Problem to work on:
Copy every line of the data that includes the string "text".

[Stored entries]
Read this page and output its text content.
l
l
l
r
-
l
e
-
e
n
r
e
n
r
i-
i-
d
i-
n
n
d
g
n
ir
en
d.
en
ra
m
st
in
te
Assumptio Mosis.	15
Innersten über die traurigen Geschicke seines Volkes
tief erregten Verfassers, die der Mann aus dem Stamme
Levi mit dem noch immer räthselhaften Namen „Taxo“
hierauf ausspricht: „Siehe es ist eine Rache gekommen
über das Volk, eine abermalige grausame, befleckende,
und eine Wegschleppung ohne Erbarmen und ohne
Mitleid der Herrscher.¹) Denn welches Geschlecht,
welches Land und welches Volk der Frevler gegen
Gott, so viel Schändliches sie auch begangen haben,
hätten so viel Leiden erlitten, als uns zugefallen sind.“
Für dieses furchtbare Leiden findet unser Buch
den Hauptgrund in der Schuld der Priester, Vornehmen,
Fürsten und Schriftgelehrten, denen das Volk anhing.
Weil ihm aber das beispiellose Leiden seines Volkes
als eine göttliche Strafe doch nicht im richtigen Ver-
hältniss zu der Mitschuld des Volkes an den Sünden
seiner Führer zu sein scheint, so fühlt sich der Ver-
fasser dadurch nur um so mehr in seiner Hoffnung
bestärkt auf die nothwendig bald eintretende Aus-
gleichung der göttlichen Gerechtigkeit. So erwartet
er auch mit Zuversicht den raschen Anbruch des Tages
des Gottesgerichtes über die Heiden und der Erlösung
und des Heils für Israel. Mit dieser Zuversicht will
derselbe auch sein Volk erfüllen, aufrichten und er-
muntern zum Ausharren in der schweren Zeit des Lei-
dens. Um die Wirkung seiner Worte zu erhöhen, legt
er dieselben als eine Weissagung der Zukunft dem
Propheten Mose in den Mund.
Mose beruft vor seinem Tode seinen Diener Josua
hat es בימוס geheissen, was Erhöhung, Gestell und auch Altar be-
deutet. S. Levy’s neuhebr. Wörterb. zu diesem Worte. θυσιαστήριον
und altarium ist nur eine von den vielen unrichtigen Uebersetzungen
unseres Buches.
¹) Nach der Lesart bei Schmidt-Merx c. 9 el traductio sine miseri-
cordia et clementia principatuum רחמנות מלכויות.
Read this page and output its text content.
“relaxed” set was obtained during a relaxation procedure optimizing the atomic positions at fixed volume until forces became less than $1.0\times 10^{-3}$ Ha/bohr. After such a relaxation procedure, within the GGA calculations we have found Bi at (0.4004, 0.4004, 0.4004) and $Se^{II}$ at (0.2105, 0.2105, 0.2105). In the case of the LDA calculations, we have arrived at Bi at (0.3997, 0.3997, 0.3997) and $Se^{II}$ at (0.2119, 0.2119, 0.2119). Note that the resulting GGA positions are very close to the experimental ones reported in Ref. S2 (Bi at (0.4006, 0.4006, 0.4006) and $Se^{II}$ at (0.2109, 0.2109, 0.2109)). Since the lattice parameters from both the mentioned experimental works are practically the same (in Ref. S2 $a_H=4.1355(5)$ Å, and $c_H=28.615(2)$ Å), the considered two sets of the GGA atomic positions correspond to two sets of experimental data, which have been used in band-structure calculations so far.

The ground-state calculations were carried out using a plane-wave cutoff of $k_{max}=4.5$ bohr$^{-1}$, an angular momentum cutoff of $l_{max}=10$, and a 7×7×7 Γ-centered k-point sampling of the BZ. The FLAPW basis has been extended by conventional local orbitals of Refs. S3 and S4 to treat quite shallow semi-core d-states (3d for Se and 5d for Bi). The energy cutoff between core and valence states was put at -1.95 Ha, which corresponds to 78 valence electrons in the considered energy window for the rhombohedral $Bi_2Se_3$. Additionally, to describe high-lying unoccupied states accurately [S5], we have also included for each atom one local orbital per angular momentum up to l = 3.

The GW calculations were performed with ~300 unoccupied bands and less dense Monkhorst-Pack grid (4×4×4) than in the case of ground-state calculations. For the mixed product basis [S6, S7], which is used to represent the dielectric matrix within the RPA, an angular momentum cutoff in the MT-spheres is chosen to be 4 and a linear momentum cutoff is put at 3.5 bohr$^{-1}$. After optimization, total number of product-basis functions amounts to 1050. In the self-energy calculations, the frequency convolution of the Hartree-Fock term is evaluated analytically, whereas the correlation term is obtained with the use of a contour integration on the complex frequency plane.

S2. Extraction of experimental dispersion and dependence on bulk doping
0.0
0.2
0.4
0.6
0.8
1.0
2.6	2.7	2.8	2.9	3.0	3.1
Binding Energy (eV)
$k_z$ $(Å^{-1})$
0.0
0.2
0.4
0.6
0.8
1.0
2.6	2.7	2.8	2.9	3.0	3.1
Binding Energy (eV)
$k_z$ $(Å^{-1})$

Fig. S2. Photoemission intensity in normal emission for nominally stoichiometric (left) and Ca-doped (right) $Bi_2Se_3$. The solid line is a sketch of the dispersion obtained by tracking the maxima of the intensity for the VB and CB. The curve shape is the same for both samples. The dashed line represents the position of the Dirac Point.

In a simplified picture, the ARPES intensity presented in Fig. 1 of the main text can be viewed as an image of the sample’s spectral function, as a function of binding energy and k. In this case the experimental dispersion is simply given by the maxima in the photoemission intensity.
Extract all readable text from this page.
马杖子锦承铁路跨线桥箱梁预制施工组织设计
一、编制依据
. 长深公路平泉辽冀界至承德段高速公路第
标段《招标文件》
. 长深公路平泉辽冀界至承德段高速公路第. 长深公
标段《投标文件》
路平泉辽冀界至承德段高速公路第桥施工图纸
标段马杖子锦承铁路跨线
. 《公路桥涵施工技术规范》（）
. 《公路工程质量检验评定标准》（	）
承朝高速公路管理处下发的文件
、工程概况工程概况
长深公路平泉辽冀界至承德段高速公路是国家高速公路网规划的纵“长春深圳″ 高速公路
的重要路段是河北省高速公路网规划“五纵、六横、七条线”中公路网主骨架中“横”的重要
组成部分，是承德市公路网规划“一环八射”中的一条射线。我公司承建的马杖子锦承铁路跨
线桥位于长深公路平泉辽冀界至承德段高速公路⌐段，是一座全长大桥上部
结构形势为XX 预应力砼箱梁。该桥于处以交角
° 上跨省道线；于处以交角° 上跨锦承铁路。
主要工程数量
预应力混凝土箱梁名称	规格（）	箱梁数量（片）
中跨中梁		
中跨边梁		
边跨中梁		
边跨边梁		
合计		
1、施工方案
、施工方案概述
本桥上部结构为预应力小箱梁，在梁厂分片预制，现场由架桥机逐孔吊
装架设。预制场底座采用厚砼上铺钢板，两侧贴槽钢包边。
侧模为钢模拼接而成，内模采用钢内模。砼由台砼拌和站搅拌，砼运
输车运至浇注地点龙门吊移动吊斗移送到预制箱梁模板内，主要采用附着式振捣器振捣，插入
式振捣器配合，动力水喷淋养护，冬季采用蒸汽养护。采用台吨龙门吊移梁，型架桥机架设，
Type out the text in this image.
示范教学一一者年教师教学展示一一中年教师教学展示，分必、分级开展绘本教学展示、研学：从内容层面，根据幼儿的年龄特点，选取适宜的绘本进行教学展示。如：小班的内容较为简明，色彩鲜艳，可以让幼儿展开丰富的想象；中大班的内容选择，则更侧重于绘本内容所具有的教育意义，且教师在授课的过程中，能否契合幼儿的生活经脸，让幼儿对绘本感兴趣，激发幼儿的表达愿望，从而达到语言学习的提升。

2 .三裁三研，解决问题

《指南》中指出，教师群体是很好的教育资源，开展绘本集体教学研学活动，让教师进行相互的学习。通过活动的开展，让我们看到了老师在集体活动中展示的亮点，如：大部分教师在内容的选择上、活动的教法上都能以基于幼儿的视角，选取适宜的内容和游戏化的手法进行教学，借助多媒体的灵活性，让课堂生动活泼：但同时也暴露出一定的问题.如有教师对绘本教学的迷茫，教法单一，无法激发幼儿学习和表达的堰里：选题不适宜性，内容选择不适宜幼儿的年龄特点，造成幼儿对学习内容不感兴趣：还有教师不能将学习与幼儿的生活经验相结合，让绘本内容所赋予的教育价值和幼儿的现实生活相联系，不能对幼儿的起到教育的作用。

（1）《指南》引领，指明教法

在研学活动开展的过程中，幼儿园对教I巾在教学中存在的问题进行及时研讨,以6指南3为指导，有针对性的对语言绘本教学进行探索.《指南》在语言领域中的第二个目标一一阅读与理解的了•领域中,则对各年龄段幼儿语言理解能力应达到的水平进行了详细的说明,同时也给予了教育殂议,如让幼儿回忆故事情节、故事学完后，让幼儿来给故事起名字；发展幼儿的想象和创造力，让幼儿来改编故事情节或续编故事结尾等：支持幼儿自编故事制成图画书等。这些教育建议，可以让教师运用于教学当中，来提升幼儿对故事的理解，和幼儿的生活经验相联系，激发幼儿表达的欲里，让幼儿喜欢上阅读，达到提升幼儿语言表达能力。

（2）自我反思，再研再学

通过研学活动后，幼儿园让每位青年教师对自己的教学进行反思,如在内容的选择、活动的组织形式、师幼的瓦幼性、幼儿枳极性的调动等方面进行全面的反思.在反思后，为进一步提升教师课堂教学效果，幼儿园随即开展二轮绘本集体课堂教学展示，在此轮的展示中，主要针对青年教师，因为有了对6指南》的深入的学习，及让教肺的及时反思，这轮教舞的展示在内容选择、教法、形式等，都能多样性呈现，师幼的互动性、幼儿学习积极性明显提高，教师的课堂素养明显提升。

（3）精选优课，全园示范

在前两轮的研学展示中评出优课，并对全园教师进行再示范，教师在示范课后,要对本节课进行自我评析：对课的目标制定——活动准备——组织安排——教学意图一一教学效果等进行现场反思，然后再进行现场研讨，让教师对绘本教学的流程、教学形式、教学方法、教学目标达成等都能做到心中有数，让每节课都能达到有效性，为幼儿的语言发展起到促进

Complete answer:
Read this page and output its text content.
Read this page and output its text content.
In a simplified picture, the ARPES intensity presented in Fig. 1 of the main text can be viewed as an image of the sample’s spectral function, as a function of binding energy and k. In this case the experimental dispersion is simply given by the maxima in the photoemission intensity.
Extract all readable text from this page.
Type out the text in this image.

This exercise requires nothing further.